What the task requires -
Using the data below, copy every line that contains the word "value".

Given information -
════════════════

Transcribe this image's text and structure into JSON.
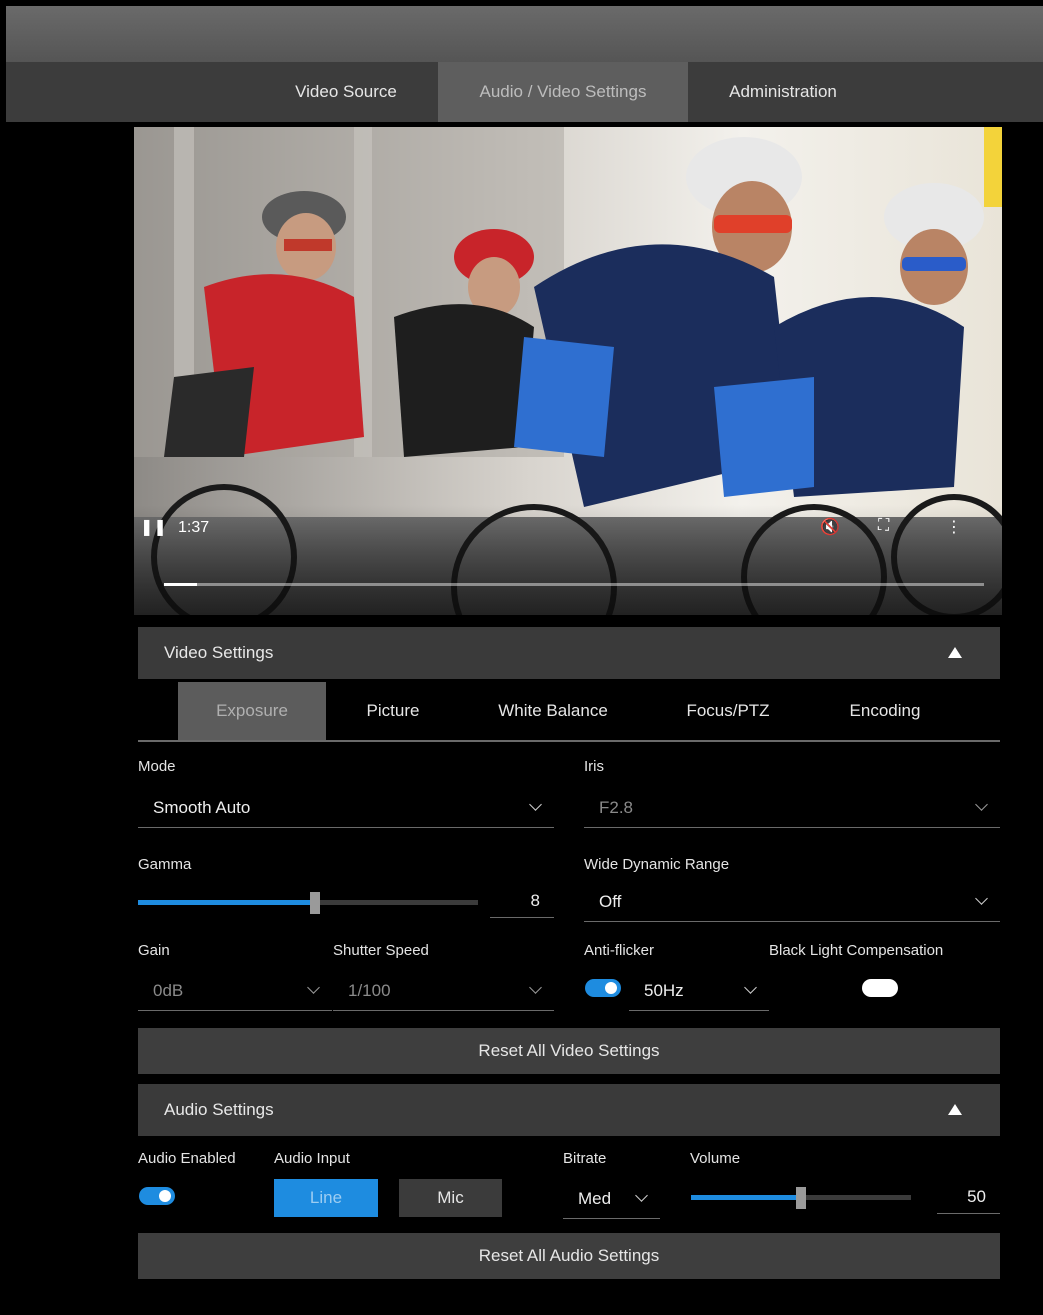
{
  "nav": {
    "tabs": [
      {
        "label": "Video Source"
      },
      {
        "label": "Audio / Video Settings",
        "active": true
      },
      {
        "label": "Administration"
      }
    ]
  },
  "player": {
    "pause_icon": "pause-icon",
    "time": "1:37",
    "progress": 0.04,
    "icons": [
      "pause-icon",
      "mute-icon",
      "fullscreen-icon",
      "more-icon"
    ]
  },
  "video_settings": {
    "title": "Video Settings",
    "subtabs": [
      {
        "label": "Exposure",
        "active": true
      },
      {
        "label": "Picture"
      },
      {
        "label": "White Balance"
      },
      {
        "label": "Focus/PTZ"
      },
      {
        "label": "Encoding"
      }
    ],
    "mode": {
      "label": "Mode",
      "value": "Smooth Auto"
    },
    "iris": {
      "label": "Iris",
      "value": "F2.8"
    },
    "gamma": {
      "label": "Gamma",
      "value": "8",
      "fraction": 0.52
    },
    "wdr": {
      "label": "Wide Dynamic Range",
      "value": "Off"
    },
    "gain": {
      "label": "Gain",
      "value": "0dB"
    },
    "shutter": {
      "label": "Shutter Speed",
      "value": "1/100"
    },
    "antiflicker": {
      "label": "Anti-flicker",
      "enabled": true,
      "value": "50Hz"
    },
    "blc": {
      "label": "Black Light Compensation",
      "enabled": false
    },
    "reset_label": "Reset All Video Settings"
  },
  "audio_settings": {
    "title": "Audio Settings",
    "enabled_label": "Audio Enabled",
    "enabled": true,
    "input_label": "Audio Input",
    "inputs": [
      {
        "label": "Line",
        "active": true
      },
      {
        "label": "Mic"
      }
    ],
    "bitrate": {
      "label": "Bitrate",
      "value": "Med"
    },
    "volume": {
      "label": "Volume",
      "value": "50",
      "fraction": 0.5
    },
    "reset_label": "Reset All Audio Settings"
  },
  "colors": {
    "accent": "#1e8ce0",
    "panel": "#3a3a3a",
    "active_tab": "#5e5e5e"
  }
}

════════════════

Reply to the task -
      "value": "Smooth Auto"
      "value": "F2.8"
      "value": "8",
      "value": "Off"
      "value": "0dB"
      "value": "1/100"
      "value": "50Hz"
      "value": "Med"
      "value": "50",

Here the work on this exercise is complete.